§ **EXERCISE GOAL**: Print every line of the listing exactly, please.

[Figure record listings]
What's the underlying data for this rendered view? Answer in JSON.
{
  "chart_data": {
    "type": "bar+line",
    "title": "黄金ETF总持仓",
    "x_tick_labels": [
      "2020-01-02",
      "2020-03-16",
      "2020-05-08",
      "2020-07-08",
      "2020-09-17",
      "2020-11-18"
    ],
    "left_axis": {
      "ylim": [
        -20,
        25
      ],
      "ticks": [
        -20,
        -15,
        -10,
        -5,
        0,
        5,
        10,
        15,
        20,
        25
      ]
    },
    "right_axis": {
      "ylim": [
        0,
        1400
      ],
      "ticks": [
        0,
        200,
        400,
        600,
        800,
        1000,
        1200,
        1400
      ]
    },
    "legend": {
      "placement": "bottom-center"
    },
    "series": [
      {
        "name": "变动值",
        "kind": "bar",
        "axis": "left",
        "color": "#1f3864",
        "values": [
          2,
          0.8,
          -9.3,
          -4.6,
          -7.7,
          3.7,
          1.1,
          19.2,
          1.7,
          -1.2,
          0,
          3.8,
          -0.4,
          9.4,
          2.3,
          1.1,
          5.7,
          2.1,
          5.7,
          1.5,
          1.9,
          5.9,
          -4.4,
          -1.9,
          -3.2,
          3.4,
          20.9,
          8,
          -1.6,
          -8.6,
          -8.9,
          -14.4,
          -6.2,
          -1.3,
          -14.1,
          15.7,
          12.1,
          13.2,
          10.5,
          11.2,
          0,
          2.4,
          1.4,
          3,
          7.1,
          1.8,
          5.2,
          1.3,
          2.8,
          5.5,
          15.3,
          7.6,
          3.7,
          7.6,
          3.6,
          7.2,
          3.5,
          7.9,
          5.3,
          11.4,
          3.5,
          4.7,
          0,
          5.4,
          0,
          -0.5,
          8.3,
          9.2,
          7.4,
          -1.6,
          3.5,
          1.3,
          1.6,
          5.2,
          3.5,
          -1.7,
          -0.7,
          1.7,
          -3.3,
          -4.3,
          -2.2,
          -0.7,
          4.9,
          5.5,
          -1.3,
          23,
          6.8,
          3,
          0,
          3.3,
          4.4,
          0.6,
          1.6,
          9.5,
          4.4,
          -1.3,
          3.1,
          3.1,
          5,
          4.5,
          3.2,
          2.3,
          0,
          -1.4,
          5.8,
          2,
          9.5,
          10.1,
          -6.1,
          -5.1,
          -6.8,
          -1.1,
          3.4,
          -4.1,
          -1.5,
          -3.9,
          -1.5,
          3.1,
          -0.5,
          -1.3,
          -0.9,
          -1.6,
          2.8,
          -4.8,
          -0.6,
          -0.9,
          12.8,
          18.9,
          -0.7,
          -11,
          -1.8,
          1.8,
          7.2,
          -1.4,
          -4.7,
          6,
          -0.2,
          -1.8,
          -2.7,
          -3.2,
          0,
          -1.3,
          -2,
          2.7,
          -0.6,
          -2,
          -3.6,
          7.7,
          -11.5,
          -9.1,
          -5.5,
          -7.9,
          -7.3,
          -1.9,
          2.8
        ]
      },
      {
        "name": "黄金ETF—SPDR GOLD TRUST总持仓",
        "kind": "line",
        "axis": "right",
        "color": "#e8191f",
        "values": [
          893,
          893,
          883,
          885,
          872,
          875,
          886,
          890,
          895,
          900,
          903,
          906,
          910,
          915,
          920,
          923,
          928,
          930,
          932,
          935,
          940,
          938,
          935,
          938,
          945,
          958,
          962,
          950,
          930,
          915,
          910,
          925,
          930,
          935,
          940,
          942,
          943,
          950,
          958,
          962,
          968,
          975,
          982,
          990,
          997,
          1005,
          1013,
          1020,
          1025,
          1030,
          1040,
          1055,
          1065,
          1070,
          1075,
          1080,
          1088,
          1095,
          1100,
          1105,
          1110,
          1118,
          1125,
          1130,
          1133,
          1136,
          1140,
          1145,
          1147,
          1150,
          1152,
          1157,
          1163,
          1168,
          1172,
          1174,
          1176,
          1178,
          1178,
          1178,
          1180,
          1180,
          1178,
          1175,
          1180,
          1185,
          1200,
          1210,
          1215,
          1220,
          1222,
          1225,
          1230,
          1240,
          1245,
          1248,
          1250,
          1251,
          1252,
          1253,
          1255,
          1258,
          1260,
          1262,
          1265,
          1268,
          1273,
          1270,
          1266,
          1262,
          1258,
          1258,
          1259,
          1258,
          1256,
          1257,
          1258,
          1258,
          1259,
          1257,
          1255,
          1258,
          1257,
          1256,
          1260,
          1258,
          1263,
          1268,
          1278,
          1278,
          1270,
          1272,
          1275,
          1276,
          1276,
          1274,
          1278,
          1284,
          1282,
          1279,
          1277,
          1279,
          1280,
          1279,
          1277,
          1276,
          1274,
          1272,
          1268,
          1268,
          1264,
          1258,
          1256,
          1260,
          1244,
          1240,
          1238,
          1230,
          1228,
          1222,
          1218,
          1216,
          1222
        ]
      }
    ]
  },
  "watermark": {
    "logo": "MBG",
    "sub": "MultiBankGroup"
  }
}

§ **FINAL RESULT**:
What's the underlying data for this rendered view? Answer in JSON.
{
  "chart_data": {
    "type": "bar+line",
    "title": "黄金ETF总持仓",
    "x_tick_labels": [
      "2020-01-02",
      "2020-03-16",
      "2020-05-08",
      "2020-07-08",
      "2020-09-17",
      "2020-11-18"
    ],
    "left_axis": {
      "ylim": [
        -20,
        25
      ],
      "ticks": [
        -20,
        -15,
        -10,
        -5,
        0,
        5,
        10,
        15,
        20,
        25
      ]
    },
    "right_axis": {
      "ylim": [
        0,
        1400
      ],
      "ticks": [
        0,
        200,
        400,
        600,
        800,
        1000,
        1200,
        1400
      ]
    },
    "legend": {
      "placement": "bottom-center"
    },
    "series": [
      {
        "name": "变动值",
        "kind": "bar",
        "axis": "left",
        "color": "#1f3864",
        "values": [
          2,
          0.8,
          -9.3,
          -4.6,
          -7.7,
          3.7,
          1.1,
          19.2,
          1.7,
          -1.2,
          0,
          3.8,
          -0.4,
          9.4,
          2.3,
          1.1,
          5.7,
          2.1,
          5.7,
          1.5,
          1.9,
          5.9,
          -4.4,
          -1.9,
          -3.2,
          3.4,
          20.9,
          8,
          -1.6,
          -8.6,
          -8.9,
          -14.4,
          -6.2,
          -1.3,
          -14.1,
          15.7,
          12.1,
          13.2,
          10.5,
          11.2,
          0,
          2.4,
          1.4,
          3,
          7.1,
          1.8,
          5.2,
          1.3,
          2.8,
          5.5,
          15.3,
          7.6,
          3.7,
          7.6,
          3.6,
          7.2,
          3.5,
          7.9,
          5.3,
          11.4,
          3.5,
          4.7,
          0,
          5.4,
          0,
          -0.5,
          8.3,
          9.2,
          7.4,
          -1.6,
          3.5,
          1.3,
          1.6,
          5.2,
          3.5,
          -1.7,
          -0.7,
          1.7,
          -3.3,
          -4.3,
          -2.2,
          -0.7,
          4.9,
          5.5,
          -1.3,
          23,
          6.8,
          3,
          0,
          3.3,
          4.4,
          0.6,
          1.6,
          9.5,
          4.4,
          -1.3,
          3.1,
          3.1,
          5,
          4.5,
          3.2,
          2.3,
          0,
          -1.4,
          5.8,
          2,
          9.5,
          10.1,
          -6.1,
          -5.1,
          -6.8,
          -1.1,
          3.4,
          -4.1,
          -1.5,
          -3.9,
          -1.5,
          3.1,
          -0.5,
          -1.3,
          -0.9,
          -1.6,
          2.8,
          -4.8,
          -0.6,
          -0.9,
          12.8,
          18.9,
          -0.7,
          -11,
          -1.8,
          1.8,
          7.2,
          -1.4,
          -4.7,
          6,
          -0.2,
          -1.8,
          -2.7,
          -3.2,
          0,
          -1.3,
          -2,
          2.7,
          -0.6,
          -2,
          -3.6,
          7.7,
          -11.5,
          -9.1,
          -5.5,
          -7.9,
          -7.3,
          -1.9,
          2.8
        ]
      },
      {
        "name": "黄金ETF—SPDR GOLD TRUST总持仓",
        "kind": "line",
        "axis": "right",
        "color": "#e8191f",
        "values": [
          893,
          893,
          883,
          885,
          872,
          875,
          886,
          890,
          895,
          900,
          903,
          906,
          910,
          915,
          920,
          923,
          928,
          930,
          932,
          935,
          940,
          938,
          935,
          938,
          945,
          958,
          962,
          950,
          930,
          915,
          910,
          925,
          930,
          935,
          940,
          942,
          943,
          950,
          958,
          962,
          968,
          975,
          982,
          990,
          997,
          1005,
          1013,
          1020,
          1025,
          1030,
          1040,
          1055,
          1065,
          1070,
          1075,
          1080,
          1088,
          1095,
          1100,
          1105,
          1110,
          1118,
          1125,
          1130,
          1133,
          1136,
          1140,
          1145,
          1147,
          1150,
          1152,
          1157,
          1163,
          1168,
          1172,
          1174,
          1176,
          1178,
          1178,
          1178,
          1180,
          1180,
          1178,
          1175,
          1180,
          1185,
          1200,
          1210,
          1215,
          1220,
          1222,
          1225,
          1230,
          1240,
          1245,
          1248,
          1250,
          1251,
          1252,
          1253,
          1255,
          1258,
          1260,
          1262,
          1265,
          1268,
          1273,
          1270,
          1266,
          1262,
          1258,
          1258,
          1259,
          1258,
          1256,
          1257,
          1258,
          1258,
          1259,
          1257,
          1255,
          1258,
          1257,
          1256,
          1260,
          1258,
          1263,
          1268,
          1278,
          1278,
          1270,
          1272,
          1275,
          1276,
          1276,
          1274,
          1278,
          1284,
          1282,
          1279,
          1277,
          1279,
          1280,
          1279,
          1277,
          1276,
          1274,
          1272,
          1268,
          1268,
          1264,
          1258,
          1256,
          1260,
          1244,
          1240,
          1238,
          1230,
          1228,
          1222,
          1218,
          1216,
          1222
        ]
      }
    ]
  },
  "watermark": {
    "logo": "MBG",
    "sub": "MultiBankGroup"
  }
}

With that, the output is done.